_PROVIDED DATA_.

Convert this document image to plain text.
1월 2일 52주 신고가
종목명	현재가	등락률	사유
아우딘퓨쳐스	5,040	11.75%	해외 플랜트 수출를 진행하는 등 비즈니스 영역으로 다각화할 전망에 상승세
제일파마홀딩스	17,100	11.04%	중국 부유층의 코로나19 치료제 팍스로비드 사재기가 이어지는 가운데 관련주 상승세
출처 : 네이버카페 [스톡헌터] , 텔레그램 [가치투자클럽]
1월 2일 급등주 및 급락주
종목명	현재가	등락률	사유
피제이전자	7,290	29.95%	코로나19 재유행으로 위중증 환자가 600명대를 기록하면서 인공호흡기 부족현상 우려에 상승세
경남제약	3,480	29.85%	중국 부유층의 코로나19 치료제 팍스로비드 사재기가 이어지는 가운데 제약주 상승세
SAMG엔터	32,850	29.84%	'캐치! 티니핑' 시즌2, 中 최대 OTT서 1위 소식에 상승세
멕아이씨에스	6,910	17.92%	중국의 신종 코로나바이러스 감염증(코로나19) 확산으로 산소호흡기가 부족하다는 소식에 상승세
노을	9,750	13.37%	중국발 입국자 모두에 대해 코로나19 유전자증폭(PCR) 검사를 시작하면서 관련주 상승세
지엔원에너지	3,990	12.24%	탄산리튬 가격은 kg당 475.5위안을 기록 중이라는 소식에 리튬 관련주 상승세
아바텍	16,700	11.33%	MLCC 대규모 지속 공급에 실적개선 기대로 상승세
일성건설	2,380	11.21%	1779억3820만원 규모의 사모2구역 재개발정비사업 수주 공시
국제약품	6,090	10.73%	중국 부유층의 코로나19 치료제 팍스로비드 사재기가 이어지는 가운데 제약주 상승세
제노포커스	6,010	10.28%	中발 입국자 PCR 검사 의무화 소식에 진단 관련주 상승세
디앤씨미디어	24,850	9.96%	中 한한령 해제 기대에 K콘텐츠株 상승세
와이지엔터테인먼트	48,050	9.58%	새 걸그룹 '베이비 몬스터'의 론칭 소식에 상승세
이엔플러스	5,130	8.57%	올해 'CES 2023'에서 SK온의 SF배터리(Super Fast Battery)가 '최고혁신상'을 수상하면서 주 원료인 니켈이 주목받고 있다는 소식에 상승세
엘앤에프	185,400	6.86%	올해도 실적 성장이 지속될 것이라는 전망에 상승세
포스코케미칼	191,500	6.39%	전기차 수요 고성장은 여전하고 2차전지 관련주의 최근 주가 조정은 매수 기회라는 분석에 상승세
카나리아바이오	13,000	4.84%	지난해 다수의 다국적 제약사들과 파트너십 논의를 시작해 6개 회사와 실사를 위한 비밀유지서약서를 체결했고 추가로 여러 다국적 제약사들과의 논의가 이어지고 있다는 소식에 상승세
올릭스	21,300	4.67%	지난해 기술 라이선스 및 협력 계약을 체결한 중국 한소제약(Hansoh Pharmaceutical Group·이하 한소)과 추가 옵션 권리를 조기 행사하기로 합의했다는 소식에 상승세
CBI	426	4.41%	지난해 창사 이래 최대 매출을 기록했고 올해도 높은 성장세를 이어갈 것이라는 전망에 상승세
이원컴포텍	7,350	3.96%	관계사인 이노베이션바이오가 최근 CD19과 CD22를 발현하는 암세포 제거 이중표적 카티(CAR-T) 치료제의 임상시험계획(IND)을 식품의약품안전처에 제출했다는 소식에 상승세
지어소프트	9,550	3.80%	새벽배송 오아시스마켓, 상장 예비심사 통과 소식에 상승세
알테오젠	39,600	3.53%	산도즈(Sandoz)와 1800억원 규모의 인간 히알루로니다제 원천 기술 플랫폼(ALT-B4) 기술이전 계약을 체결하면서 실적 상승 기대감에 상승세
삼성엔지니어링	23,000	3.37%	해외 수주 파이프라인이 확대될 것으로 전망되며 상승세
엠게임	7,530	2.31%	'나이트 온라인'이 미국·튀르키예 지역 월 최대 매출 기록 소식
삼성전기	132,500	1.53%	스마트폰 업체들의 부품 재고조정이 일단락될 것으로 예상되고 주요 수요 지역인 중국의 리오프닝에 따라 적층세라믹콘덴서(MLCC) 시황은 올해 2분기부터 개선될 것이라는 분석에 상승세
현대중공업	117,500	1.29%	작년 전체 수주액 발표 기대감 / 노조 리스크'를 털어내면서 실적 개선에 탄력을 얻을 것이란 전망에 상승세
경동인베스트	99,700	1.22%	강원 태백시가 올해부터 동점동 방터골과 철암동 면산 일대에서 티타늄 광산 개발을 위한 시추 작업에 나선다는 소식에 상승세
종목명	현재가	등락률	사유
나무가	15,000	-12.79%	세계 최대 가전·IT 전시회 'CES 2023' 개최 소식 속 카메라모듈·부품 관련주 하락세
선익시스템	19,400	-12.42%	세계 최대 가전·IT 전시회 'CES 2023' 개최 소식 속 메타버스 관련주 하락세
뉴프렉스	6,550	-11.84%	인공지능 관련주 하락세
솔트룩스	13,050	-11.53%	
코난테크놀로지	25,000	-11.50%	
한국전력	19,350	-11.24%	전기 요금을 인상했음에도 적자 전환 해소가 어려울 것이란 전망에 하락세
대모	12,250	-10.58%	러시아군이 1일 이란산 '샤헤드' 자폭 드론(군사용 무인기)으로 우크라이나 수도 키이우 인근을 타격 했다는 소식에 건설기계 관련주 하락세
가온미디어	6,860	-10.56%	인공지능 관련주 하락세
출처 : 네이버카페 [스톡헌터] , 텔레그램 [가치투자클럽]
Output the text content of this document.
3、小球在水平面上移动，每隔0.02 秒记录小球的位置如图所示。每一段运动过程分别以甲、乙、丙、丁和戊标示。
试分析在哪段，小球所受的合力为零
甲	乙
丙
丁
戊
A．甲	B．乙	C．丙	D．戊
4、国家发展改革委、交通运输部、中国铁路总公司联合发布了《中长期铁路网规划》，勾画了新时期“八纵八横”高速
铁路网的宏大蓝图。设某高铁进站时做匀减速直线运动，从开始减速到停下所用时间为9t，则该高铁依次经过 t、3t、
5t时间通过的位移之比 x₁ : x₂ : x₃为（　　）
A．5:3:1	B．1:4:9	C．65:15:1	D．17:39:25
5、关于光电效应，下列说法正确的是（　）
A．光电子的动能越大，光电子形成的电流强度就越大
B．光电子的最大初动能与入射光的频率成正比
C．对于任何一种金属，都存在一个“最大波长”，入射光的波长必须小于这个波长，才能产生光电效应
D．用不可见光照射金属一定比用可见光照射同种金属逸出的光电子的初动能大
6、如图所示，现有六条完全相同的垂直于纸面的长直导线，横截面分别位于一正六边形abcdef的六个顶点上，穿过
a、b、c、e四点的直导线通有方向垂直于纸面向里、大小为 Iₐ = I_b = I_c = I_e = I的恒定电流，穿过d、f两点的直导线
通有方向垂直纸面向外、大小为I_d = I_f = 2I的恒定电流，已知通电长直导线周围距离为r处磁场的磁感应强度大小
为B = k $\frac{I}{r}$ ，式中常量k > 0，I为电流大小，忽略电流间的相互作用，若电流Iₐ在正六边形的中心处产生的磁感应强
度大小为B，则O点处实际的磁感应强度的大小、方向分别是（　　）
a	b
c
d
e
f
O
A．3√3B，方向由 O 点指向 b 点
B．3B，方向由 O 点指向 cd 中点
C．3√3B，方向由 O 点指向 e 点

_PROBLEM_.
Write out the records above again, keeping each one identical to the original.

_EXERCISE ANSWER_.
Convert this document image to plain text.
1월 2일 52주 신고가
종목명	현재가	등락률	사유
아우딘퓨쳐스	5,040	11.75%	해외 플랜트 수출를 진행하는 등 비즈니스 영역으로 다각화할 전망에 상승세
제일파마홀딩스	17,100	11.04%	중국 부유층의 코로나19 치료제 팍스로비드 사재기가 이어지는 가운데 관련주 상승세
출처 : 네이버카페 [스톡헌터] , 텔레그램 [가치투자클럽]
1월 2일 급등주 및 급락주
종목명	현재가	등락률	사유
피제이전자	7,290	29.95%	코로나19 재유행으로 위중증 환자가 600명대를 기록하면서 인공호흡기 부족현상 우려에 상승세
경남제약	3,480	29.85%	중국 부유층의 코로나19 치료제 팍스로비드 사재기가 이어지는 가운데 제약주 상승세
SAMG엔터	32,850	29.84%	'캐치! 티니핑' 시즌2, 中 최대 OTT서 1위 소식에 상승세
멕아이씨에스	6,910	17.92%	중국의 신종 코로나바이러스 감염증(코로나19) 확산으로 산소호흡기가 부족하다는 소식에 상승세
노을	9,750	13.37%	중국발 입국자 모두에 대해 코로나19 유전자증폭(PCR) 검사를 시작하면서 관련주 상승세
지엔원에너지	3,990	12.24%	탄산리튬 가격은 kg당 475.5위안을 기록 중이라는 소식에 리튬 관련주 상승세
아바텍	16,700	11.33%	MLCC 대규모 지속 공급에 실적개선 기대로 상승세
일성건설	2,380	11.21%	1779억3820만원 규모의 사모2구역 재개발정비사업 수주 공시
국제약품	6,090	10.73%	중국 부유층의 코로나19 치료제 팍스로비드 사재기가 이어지는 가운데 제약주 상승세
제노포커스	6,010	10.28%	中발 입국자 PCR 검사 의무화 소식에 진단 관련주 상승세
디앤씨미디어	24,850	9.96%	中 한한령 해제 기대에 K콘텐츠株 상승세
와이지엔터테인먼트	48,050	9.58%	새 걸그룹 '베이비 몬스터'의 론칭 소식에 상승세
이엔플러스	5,130	8.57%	올해 'CES 2023'에서 SK온의 SF배터리(Super Fast Battery)가 '최고혁신상'을 수상하면서 주 원료인 니켈이 주목받고 있다는 소식에 상승세
엘앤에프	185,400	6.86%	올해도 실적 성장이 지속될 것이라는 전망에 상승세
포스코케미칼	191,500	6.39%	전기차 수요 고성장은 여전하고 2차전지 관련주의 최근 주가 조정은 매수 기회라는 분석에 상승세
카나리아바이오	13,000	4.84%	지난해 다수의 다국적 제약사들과 파트너십 논의를 시작해 6개 회사와 실사를 위한 비밀유지서약서를 체결했고 추가로 여러 다국적 제약사들과의 논의가 이어지고 있다는 소식에 상승세
올릭스	21,300	4.67%	지난해 기술 라이선스 및 협력 계약을 체결한 중국 한소제약(Hansoh Pharmaceutical Group·이하 한소)과 추가 옵션 권리를 조기 행사하기로 합의했다는 소식에 상승세
CBI	426	4.41%	지난해 창사 이래 최대 매출을 기록했고 올해도 높은 성장세를 이어갈 것이라는 전망에 상승세
이원컴포텍	7,350	3.96%	관계사인 이노베이션바이오가 최근 CD19과 CD22를 발현하는 암세포 제거 이중표적 카티(CAR-T) 치료제의 임상시험계획(IND)을 식품의약품안전처에 제출했다는 소식에 상승세
지어소프트	9,550	3.80%	새벽배송 오아시스마켓, 상장 예비심사 통과 소식에 상승세
알테오젠	39,600	3.53%	산도즈(Sandoz)와 1800억원 규모의 인간 히알루로니다제 원천 기술 플랫폼(ALT-B4) 기술이전 계약을 체결하면서 실적 상승 기대감에 상승세
삼성엔지니어링	23,000	3.37%	해외 수주 파이프라인이 확대될 것으로 전망되며 상승세
엠게임	7,530	2.31%	'나이트 온라인'이 미국·튀르키예 지역 월 최대 매출 기록 소식
삼성전기	132,500	1.53%	스마트폰 업체들의 부품 재고조정이 일단락될 것으로 예상되고 주요 수요 지역인 중국의 리오프닝에 따라 적층세라믹콘덴서(MLCC) 시황은 올해 2분기부터 개선될 것이라는 분석에 상승세
현대중공업	117,500	1.29%	작년 전체 수주액 발표 기대감 / 노조 리스크'를 털어내면서 실적 개선에 탄력을 얻을 것이란 전망에 상승세
경동인베스트	99,700	1.22%	강원 태백시가 올해부터 동점동 방터골과 철암동 면산 일대에서 티타늄 광산 개발을 위한 시추 작업에 나선다는 소식에 상승세
종목명	현재가	등락률	사유
나무가	15,000	-12.79%	세계 최대 가전·IT 전시회 'CES 2023' 개최 소식 속 카메라모듈·부품 관련주 하락세
선익시스템	19,400	-12.42%	세계 최대 가전·IT 전시회 'CES 2023' 개최 소식 속 메타버스 관련주 하락세
뉴프렉스	6,550	-11.84%	인공지능 관련주 하락세
솔트룩스	13,050	-11.53%	
코난테크놀로지	25,000	-11.50%	
한국전력	19,350	-11.24%	전기 요금을 인상했음에도 적자 전환 해소가 어려울 것이란 전망에 하락세
대모	12,250	-10.58%	러시아군이 1일 이란산 '샤헤드' 자폭 드론(군사용 무인기)으로 우크라이나 수도 키이우 인근을 타격 했다는 소식에 건설기계 관련주 하락세
가온미디어	6,860	-10.56%	인공지능 관련주 하락세
출처 : 네이버카페 [스톡헌터] , 텔레그램 [가치투자클럽]
Output the text content of this document.
3、小球在水平面上移动，每隔0.02 秒记录小球的位置如图所示。每一段运动过程分别以甲、乙、丙、丁和戊标示。
试分析在哪段，小球所受的合力为零
甲	乙
丙
丁
戊
A．甲	B．乙	C．丙	D．戊
4、国家发展改革委、交通运输部、中国铁路总公司联合发布了《中长期铁路网规划》，勾画了新时期“八纵八横”高速
铁路网的宏大蓝图。设某高铁进站时做匀减速直线运动，从开始减速到停下所用时间为9t，则该高铁依次经过 t、3t、
5t时间通过的位移之比 x₁ : x₂ : x₃为（　　）
A．5:3:1	B．1:4:9	C．65:15:1	D．17:39:25
5、关于光电效应，下列说法正确的是（　）
A．光电子的动能越大，光电子形成的电流强度就越大
B．光电子的最大初动能与入射光的频率成正比
C．对于任何一种金属，都存在一个“最大波长”，入射光的波长必须小于这个波长，才能产生光电效应
D．用不可见光照射金属一定比用可见光照射同种金属逸出的光电子的初动能大
6、如图所示，现有六条完全相同的垂直于纸面的长直导线，横截面分别位于一正六边形abcdef的六个顶点上，穿过
a、b、c、e四点的直导线通有方向垂直于纸面向里、大小为 Iₐ = I_b = I_c = I_e = I的恒定电流，穿过d、f两点的直导线
通有方向垂直纸面向外、大小为I_d = I_f = 2I的恒定电流，已知通电长直导线周围距离为r处磁场的磁感应强度大小
为B = k $\frac{I}{r}$ ，式中常量k > 0，I为电流大小，忽略电流间的相互作用，若电流Iₐ在正六边形的中心处产生的磁感应强
度大小为B，则O点处实际的磁感应强度的大小、方向分别是（　　）
a	b
c
d
e
f
O
A．3√3B，方向由 O 点指向 b 点
B．3B，方向由 O 点指向 cd 中点
C．3√3B，方向由 O 点指向 e 点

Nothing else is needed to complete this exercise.